Please output the records below in full, exactly as given, but without the images.

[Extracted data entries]
** Start **
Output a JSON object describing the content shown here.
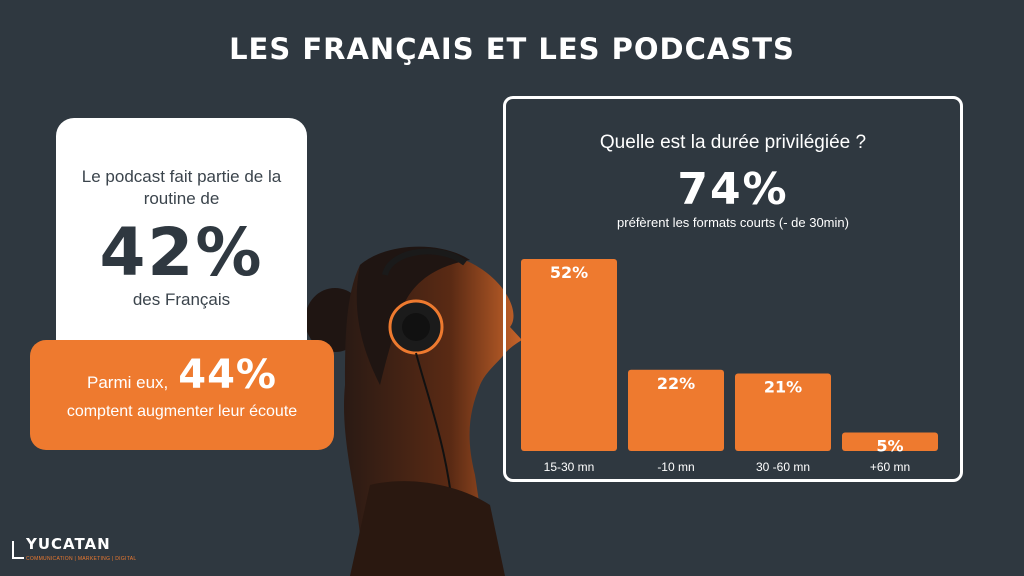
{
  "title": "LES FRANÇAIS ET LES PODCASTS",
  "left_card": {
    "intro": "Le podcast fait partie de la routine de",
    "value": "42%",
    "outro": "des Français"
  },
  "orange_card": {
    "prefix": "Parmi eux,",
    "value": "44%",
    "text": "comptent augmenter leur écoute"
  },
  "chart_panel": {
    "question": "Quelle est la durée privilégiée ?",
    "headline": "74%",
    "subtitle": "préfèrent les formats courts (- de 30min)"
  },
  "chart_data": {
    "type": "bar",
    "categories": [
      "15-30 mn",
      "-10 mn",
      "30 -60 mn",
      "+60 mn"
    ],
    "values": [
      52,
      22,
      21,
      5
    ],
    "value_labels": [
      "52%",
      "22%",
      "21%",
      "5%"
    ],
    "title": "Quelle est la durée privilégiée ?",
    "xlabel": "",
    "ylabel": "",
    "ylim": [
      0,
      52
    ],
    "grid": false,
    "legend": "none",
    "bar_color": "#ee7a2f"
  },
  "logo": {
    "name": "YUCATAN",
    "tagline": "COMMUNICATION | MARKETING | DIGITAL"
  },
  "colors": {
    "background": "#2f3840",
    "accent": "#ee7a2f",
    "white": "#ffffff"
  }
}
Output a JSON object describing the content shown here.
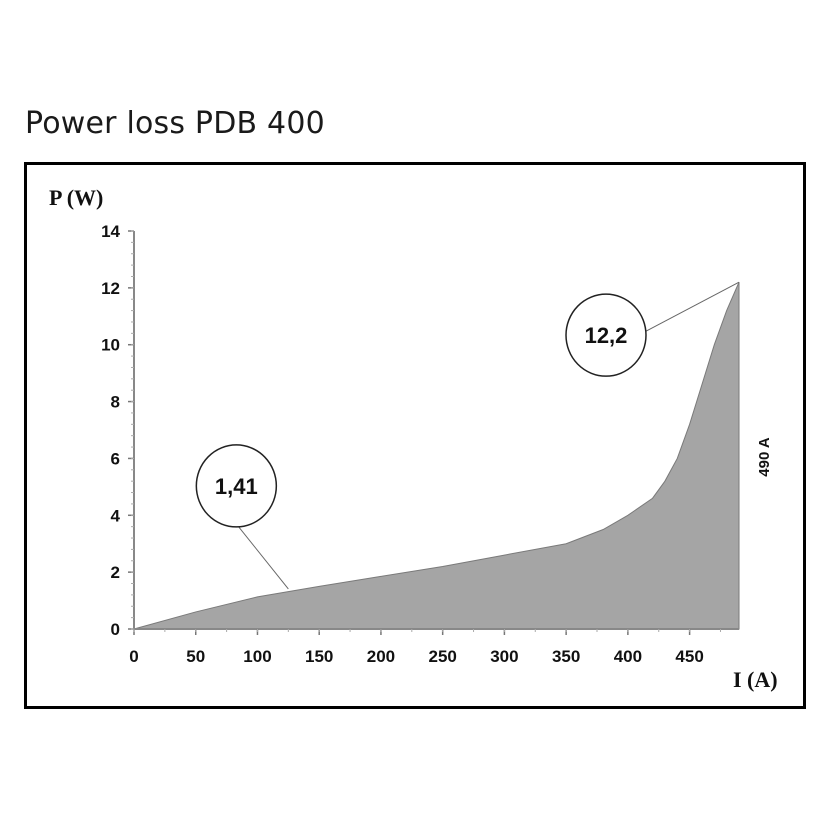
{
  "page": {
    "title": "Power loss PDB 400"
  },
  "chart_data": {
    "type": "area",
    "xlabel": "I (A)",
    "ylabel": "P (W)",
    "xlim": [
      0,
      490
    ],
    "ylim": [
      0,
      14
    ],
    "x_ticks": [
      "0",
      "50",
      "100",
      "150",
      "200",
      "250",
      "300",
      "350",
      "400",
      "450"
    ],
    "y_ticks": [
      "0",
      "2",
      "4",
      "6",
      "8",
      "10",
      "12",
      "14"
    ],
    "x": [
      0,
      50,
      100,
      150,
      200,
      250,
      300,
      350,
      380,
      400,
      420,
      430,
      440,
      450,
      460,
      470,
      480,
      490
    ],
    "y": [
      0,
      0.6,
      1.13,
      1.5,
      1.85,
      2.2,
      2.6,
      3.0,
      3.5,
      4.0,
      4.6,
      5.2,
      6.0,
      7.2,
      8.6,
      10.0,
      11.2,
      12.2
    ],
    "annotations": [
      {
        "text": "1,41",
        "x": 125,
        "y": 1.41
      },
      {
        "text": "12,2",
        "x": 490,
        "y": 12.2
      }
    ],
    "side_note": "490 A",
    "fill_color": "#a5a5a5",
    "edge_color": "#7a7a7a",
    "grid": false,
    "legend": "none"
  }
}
** End **
§ **Result for this task**:
Output a JSON object describing the content shown here.
{
  "title": "LES FRANÇAIS ET LES PODCASTS",
  "left_card": {
    "intro": "Le podcast fait partie de la routine de",
    "value": "42%",
    "outro": "des Français"
  },
  "orange_card": {
    "prefix": "Parmi eux,",
    "value": "44%",
    "text": "comptent augmenter leur écoute"
  },
  "chart_panel": {
    "question": "Quelle est la durée privilégiée ?",
    "headline": "74%",
    "subtitle": "préfèrent les formats courts (- de 30min)"
  },
  "chart_data": {
    "type": "bar",
    "categories": [
      "15-30 mn",
      "-10 mn",
      "30 -60 mn",
      "+60 mn"
    ],
    "values": [
      52,
      22,
      21,
      5
    ],
    "value_labels": [
      "52%",
      "22%",
      "21%",
      "5%"
    ],
    "title": "Quelle est la durée privilégiée ?",
    "xlabel": "",
    "ylabel": "",
    "ylim": [
      0,
      52
    ],
    "grid": false,
    "legend": "none",
    "bar_color": "#ee7a2f"
  },
  "logo": {
    "name": "YUCATAN",
    "tagline": "COMMUNICATION | MARKETING | DIGITAL"
  },
  "colors": {
    "background": "#2f3840",
    "accent": "#ee7a2f",
    "white": "#ffffff"
  }
}
Output a JSON object describing the content shown here.
{
  "page": {
    "title": "Power loss PDB 400"
  },
  "chart_data": {
    "type": "area",
    "xlabel": "I (A)",
    "ylabel": "P (W)",
    "xlim": [
      0,
      490
    ],
    "ylim": [
      0,
      14
    ],
    "x_ticks": [
      "0",
      "50",
      "100",
      "150",
      "200",
      "250",
      "300",
      "350",
      "400",
      "450"
    ],
    "y_ticks": [
      "0",
      "2",
      "4",
      "6",
      "8",
      "10",
      "12",
      "14"
    ],
    "x": [
      0,
      50,
      100,
      150,
      200,
      250,
      300,
      350,
      380,
      400,
      420,
      430,
      440,
      450,
      460,
      470,
      480,
      490
    ],
    "y": [
      0,
      0.6,
      1.13,
      1.5,
      1.85,
      2.2,
      2.6,
      3.0,
      3.5,
      4.0,
      4.6,
      5.2,
      6.0,
      7.2,
      8.6,
      10.0,
      11.2,
      12.2
    ],
    "annotations": [
      {
        "text": "1,41",
        "x": 125,
        "y": 1.41
      },
      {
        "text": "12,2",
        "x": 490,
        "y": 12.2
      }
    ],
    "side_note": "490 A",
    "fill_color": "#a5a5a5",
    "edge_color": "#7a7a7a",
    "grid": false,
    "legend": "none"
  }
}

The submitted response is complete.